SHORT TASK: Can you reproduce the data beneath, keeping every line exact?

-- Begin --

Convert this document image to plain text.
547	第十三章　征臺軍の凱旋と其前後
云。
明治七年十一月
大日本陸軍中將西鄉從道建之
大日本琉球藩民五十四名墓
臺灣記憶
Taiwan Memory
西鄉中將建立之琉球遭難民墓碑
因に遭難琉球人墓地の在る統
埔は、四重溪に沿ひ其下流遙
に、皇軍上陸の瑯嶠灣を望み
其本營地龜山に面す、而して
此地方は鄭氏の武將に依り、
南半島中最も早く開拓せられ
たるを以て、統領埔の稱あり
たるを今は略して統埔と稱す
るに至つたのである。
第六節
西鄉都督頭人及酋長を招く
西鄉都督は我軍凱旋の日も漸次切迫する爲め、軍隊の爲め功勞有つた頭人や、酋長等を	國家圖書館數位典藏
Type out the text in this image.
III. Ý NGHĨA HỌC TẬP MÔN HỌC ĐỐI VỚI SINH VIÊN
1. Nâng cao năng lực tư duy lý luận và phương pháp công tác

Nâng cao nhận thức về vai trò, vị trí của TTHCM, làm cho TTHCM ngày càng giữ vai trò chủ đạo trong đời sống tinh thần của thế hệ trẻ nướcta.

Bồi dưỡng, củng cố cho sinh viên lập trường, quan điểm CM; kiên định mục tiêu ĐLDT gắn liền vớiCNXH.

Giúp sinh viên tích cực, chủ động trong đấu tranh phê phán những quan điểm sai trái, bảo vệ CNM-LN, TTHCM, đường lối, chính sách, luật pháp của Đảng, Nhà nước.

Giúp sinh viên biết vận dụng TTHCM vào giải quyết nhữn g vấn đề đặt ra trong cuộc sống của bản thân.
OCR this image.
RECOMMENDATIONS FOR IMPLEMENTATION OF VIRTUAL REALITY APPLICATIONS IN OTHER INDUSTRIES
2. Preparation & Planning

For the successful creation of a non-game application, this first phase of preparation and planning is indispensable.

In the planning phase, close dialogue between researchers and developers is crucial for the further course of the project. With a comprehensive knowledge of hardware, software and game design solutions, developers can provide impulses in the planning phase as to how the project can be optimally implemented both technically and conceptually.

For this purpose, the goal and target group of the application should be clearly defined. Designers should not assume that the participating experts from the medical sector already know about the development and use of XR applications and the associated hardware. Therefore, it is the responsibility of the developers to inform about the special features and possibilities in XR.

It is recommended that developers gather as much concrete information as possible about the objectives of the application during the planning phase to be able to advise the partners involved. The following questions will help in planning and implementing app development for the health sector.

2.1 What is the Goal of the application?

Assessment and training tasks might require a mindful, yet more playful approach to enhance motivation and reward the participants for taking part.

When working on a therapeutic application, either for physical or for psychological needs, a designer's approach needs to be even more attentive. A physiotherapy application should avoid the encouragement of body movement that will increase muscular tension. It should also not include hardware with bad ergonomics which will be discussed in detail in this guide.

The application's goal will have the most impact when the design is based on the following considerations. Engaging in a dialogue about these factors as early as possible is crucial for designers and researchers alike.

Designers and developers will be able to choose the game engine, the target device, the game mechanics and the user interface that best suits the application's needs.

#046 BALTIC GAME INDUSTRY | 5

-- End --

ANSWER TO THE EXERCISE:
Convert this document image to plain text.
547	第十三章　征臺軍の凱旋と其前後
云。
明治七年十一月
大日本陸軍中將西鄉從道建之
大日本琉球藩民五十四名墓
臺灣記憶
Taiwan Memory
西鄉中將建立之琉球遭難民墓碑
因に遭難琉球人墓地の在る統
埔は、四重溪に沿ひ其下流遙
に、皇軍上陸の瑯嶠灣を望み
其本營地龜山に面す、而して
此地方は鄭氏の武將に依り、
南半島中最も早く開拓せられ
たるを以て、統領埔の稱あり
たるを今は略して統埔と稱す
るに至つたのである。
第六節
西鄉都督頭人及酋長を招く
西鄉都督は我軍凱旋の日も漸次切迫する爲め、軍隊の爲め功勞有つた頭人や、酋長等を	國家圖書館數位典藏
Type out the text in this image.
III. Ý NGHĨA HỌC TẬP MÔN HỌC ĐỐI VỚI SINH VIÊN
1. Nâng cao năng lực tư duy lý luận và phương pháp công tác

Nâng cao nhận thức về vai trò, vị trí của TTHCM, làm cho TTHCM ngày càng giữ vai trò chủ đạo trong đời sống tinh thần của thế hệ trẻ nướcta.

Bồi dưỡng, củng cố cho sinh viên lập trường, quan điểm CM; kiên định mục tiêu ĐLDT gắn liền vớiCNXH.

Giúp sinh viên tích cực, chủ động trong đấu tranh phê phán những quan điểm sai trái, bảo vệ CNM-LN, TTHCM, đường lối, chính sách, luật pháp của Đảng, Nhà nước.

Giúp sinh viên biết vận dụng TTHCM vào giải quyết nhữn g vấn đề đặt ra trong cuộc sống của bản thân.
OCR this image.
RECOMMENDATIONS FOR IMPLEMENTATION OF VIRTUAL REALITY APPLICATIONS IN OTHER INDUSTRIES
2. Preparation & Planning

For the successful creation of a non-game application, this first phase of preparation and planning is indispensable.

In the planning phase, close dialogue between researchers and developers is crucial for the further course of the project. With a comprehensive knowledge of hardware, software and game design solutions, developers can provide impulses in the planning phase as to how the project can be optimally implemented both technically and conceptually.

For this purpose, the goal and target group of the application should be clearly defined. Designers should not assume that the participating experts from the medical sector already know about the development and use of XR applications and the associated hardware. Therefore, it is the responsibility of the developers to inform about the special features and possibilities in XR.

It is recommended that developers gather as much concrete information as possible about the objectives of the application during the planning phase to be able to advise the partners involved. The following questions will help in planning and implementing app development for the health sector.

2.1 What is the Goal of the application?

Assessment and training tasks might require a mindful, yet more playful approach to enhance motivation and reward the participants for taking part.

When working on a therapeutic application, either for physical or for psychological needs, a designer's approach needs to be even more attentive. A physiotherapy application should avoid the encouragement of body movement that will increase muscular tension. It should also not include hardware with bad ergonomics which will be discussed in detail in this guide.

The application's goal will have the most impact when the design is based on the following considerations. Engaging in a dialogue about these factors as early as possible is crucial for designers and researchers alike.

Designers and developers will be able to choose the game engine, the target device, the game mechanics and the user interface that best suits the application's needs.

#046 BALTIC GAME INDUSTRY | 5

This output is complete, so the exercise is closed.